§ **Your goal**
Print the following data back line for line, with no changes.

Layout element entries

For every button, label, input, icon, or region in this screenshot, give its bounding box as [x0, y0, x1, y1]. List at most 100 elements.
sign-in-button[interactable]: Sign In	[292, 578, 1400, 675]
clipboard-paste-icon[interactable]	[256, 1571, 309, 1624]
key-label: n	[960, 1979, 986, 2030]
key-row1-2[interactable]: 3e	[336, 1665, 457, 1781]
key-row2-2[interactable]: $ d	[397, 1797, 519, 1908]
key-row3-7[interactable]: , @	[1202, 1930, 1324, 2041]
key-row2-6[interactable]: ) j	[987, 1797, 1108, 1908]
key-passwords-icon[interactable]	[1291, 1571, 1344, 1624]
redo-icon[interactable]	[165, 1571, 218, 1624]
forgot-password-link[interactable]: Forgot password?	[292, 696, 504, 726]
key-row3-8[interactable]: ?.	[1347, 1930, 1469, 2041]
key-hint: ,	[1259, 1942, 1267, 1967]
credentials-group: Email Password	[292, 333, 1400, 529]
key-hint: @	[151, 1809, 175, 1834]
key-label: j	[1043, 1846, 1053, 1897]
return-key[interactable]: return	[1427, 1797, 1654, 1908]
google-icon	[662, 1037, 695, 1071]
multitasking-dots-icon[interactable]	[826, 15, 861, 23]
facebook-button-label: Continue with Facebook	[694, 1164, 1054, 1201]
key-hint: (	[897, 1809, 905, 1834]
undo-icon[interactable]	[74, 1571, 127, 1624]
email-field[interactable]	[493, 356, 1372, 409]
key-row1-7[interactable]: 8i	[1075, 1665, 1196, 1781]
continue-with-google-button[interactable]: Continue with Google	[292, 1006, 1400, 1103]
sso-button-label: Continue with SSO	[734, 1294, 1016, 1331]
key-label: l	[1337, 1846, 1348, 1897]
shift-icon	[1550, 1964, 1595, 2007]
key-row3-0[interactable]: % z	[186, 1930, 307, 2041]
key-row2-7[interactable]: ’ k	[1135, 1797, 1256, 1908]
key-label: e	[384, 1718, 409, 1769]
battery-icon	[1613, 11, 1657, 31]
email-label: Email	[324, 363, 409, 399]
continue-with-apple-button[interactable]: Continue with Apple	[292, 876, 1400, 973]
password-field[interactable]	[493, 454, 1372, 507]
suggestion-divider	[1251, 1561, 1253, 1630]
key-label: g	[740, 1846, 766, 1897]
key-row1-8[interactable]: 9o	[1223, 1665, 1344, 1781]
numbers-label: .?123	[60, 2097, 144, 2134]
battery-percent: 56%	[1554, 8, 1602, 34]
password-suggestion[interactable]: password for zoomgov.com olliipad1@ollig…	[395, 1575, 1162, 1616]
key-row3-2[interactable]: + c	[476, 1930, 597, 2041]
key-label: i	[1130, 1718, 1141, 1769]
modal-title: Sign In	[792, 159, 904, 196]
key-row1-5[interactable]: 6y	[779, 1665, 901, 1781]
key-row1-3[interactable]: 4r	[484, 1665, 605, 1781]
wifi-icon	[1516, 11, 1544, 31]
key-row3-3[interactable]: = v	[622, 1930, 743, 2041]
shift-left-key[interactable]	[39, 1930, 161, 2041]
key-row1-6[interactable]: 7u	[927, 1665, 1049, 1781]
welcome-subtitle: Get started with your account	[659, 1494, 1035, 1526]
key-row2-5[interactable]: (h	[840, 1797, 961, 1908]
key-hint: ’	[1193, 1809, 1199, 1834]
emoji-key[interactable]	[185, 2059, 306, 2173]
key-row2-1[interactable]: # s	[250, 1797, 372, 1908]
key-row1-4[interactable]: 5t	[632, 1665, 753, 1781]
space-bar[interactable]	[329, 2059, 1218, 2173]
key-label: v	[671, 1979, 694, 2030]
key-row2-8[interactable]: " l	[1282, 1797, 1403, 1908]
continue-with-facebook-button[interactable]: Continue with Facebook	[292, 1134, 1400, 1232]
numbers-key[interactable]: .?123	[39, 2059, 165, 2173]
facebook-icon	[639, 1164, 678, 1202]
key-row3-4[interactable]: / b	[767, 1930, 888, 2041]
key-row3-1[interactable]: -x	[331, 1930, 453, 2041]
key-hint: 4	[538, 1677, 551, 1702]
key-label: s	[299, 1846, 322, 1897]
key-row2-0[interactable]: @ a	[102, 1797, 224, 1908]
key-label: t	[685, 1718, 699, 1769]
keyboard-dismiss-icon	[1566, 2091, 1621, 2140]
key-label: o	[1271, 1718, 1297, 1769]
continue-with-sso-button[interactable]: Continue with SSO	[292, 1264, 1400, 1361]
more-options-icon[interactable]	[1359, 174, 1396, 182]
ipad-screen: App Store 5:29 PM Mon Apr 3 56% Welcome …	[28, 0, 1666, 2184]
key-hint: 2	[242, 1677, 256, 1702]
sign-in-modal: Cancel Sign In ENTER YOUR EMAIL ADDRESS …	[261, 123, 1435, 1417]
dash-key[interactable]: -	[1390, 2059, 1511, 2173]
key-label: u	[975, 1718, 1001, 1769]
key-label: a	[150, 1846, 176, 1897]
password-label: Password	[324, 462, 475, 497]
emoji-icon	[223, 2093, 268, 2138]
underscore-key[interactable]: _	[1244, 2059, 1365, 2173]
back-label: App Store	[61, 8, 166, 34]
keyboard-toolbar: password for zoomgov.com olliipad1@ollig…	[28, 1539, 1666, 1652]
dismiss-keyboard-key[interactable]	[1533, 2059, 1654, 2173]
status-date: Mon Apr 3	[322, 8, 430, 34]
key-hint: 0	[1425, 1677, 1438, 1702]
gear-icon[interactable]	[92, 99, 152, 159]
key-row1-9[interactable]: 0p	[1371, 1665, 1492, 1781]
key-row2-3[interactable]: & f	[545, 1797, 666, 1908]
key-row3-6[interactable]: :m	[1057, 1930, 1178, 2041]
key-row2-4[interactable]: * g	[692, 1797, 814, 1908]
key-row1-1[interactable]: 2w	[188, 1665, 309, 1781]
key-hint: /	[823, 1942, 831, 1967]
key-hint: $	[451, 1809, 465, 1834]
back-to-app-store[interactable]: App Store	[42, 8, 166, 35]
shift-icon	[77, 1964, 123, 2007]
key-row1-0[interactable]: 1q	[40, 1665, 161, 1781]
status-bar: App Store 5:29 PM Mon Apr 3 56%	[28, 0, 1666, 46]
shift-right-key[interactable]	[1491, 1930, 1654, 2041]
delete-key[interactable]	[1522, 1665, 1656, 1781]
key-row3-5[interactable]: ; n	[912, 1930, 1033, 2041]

§ **Solution**
For every button, label, input, icon, or region in this screenshot, give its bounding box as [x0, y0, x1, y1]. List at most 100 elements.
sign-in-button[interactable]: Sign In	[292, 578, 1400, 675]
clipboard-paste-icon[interactable]	[256, 1571, 309, 1624]
key-label: n	[960, 1979, 986, 2030]
key-row1-2[interactable]: 3e	[336, 1665, 457, 1781]
key-row2-2[interactable]: $ d	[397, 1797, 519, 1908]
key-row3-7[interactable]: , @	[1202, 1930, 1324, 2041]
key-row2-6[interactable]: ) j	[987, 1797, 1108, 1908]
key-passwords-icon[interactable]	[1291, 1571, 1344, 1624]
redo-icon[interactable]	[165, 1571, 218, 1624]
forgot-password-link[interactable]: Forgot password?	[292, 696, 504, 726]
key-row3-8[interactable]: ?.	[1347, 1930, 1469, 2041]
key-hint: ,	[1259, 1942, 1267, 1967]
credentials-group: Email Password	[292, 333, 1400, 529]
key-hint: @	[151, 1809, 175, 1834]
key-label: j	[1043, 1846, 1053, 1897]
return-key[interactable]: return	[1427, 1797, 1654, 1908]
google-icon	[662, 1037, 695, 1071]
multitasking-dots-icon[interactable]	[826, 15, 861, 23]
facebook-button-label: Continue with Facebook	[694, 1164, 1054, 1201]
key-hint: (	[897, 1809, 905, 1834]
undo-icon[interactable]	[74, 1571, 127, 1624]
email-field[interactable]	[493, 356, 1372, 409]
key-row1-7[interactable]: 8i	[1075, 1665, 1196, 1781]
continue-with-google-button[interactable]: Continue with Google	[292, 1006, 1400, 1103]
sso-button-label: Continue with SSO	[734, 1294, 1016, 1331]
key-label: l	[1337, 1846, 1348, 1897]
shift-icon	[1550, 1964, 1595, 2007]
key-row3-0[interactable]: % z	[186, 1930, 307, 2041]
key-row2-7[interactable]: ’ k	[1135, 1797, 1256, 1908]
key-label: e	[384, 1718, 409, 1769]
battery-icon	[1613, 11, 1657, 31]
email-label: Email	[324, 363, 409, 399]
continue-with-apple-button[interactable]: Continue with Apple	[292, 876, 1400, 973]
password-field[interactable]	[493, 454, 1372, 507]
suggestion-divider	[1251, 1561, 1253, 1630]
key-label: g	[740, 1846, 766, 1897]
key-row1-8[interactable]: 9o	[1223, 1665, 1344, 1781]
numbers-label: .?123	[60, 2097, 144, 2134]
battery-percent: 56%	[1554, 8, 1602, 34]
password-suggestion[interactable]: password for zoomgov.com olliipad1@ollig…	[395, 1575, 1162, 1616]
key-row3-2[interactable]: + c	[476, 1930, 597, 2041]
key-label: i	[1130, 1718, 1141, 1769]
modal-title: Sign In	[792, 159, 904, 196]
key-row1-5[interactable]: 6y	[779, 1665, 901, 1781]
key-row1-3[interactable]: 4r	[484, 1665, 605, 1781]
wifi-icon	[1516, 11, 1544, 31]
key-row3-3[interactable]: = v	[622, 1930, 743, 2041]
shift-left-key[interactable]	[39, 1930, 161, 2041]
key-row1-6[interactable]: 7u	[927, 1665, 1049, 1781]
welcome-subtitle: Get started with your account	[659, 1494, 1035, 1526]
key-row2-5[interactable]: (h	[840, 1797, 961, 1908]
key-hint: ’	[1193, 1809, 1199, 1834]
emoji-key[interactable]	[185, 2059, 306, 2173]
key-row2-1[interactable]: # s	[250, 1797, 372, 1908]
key-row1-4[interactable]: 5t	[632, 1665, 753, 1781]
space-bar[interactable]	[329, 2059, 1218, 2173]
key-label: v	[671, 1979, 694, 2030]
key-row2-8[interactable]: " l	[1282, 1797, 1403, 1908]
continue-with-facebook-button[interactable]: Continue with Facebook	[292, 1134, 1400, 1232]
numbers-key[interactable]: .?123	[39, 2059, 165, 2173]
facebook-icon	[639, 1164, 678, 1202]
key-row3-4[interactable]: / b	[767, 1930, 888, 2041]
key-row3-1[interactable]: -x	[331, 1930, 453, 2041]
key-hint: 4	[538, 1677, 551, 1702]
key-label: s	[299, 1846, 322, 1897]
key-row2-0[interactable]: @ a	[102, 1797, 224, 1908]
key-label: t	[685, 1718, 699, 1769]
keyboard-dismiss-icon	[1566, 2091, 1621, 2140]
key-label: o	[1271, 1718, 1297, 1769]
continue-with-sso-button[interactable]: Continue with SSO	[292, 1264, 1400, 1361]
more-options-icon[interactable]	[1359, 174, 1396, 182]
ipad-screen: App Store 5:29 PM Mon Apr 3 56% Welcome …	[28, 0, 1666, 2184]
key-hint: 2	[242, 1677, 256, 1702]
sign-in-modal: Cancel Sign In ENTER YOUR EMAIL ADDRESS …	[261, 123, 1435, 1417]
dash-key[interactable]: -	[1390, 2059, 1511, 2173]
key-label: u	[975, 1718, 1001, 1769]
key-label: a	[150, 1846, 176, 1897]
password-label: Password	[324, 462, 475, 497]
emoji-icon	[223, 2093, 268, 2138]
underscore-key[interactable]: _	[1244, 2059, 1365, 2173]
back-label: App Store	[61, 8, 166, 34]
keyboard-toolbar: password for zoomgov.com olliipad1@ollig…	[28, 1539, 1666, 1652]
dismiss-keyboard-key[interactable]	[1533, 2059, 1654, 2173]
status-date: Mon Apr 3	[322, 8, 430, 34]
key-hint: 0	[1425, 1677, 1438, 1702]
gear-icon[interactable]	[92, 99, 152, 159]
key-row1-9[interactable]: 0p	[1371, 1665, 1492, 1781]
key-row2-3[interactable]: & f	[545, 1797, 666, 1908]
key-row3-6[interactable]: :m	[1057, 1930, 1178, 2041]
key-row2-4[interactable]: * g	[692, 1797, 814, 1908]
key-row1-1[interactable]: 2w	[188, 1665, 309, 1781]
key-hint: /	[823, 1942, 831, 1967]
key-hint: $	[451, 1809, 465, 1834]
back-to-app-store[interactable]: App Store	[42, 8, 166, 35]
shift-icon	[77, 1964, 123, 2007]
key-row1-0[interactable]: 1q	[40, 1665, 161, 1781]
status-bar: App Store 5:29 PM Mon Apr 3 56%	[28, 0, 1666, 46]
shift-right-key[interactable]	[1491, 1930, 1654, 2041]
delete-key[interactable]	[1522, 1665, 1656, 1781]
key-row3-5[interactable]: ; n	[912, 1930, 1033, 2041]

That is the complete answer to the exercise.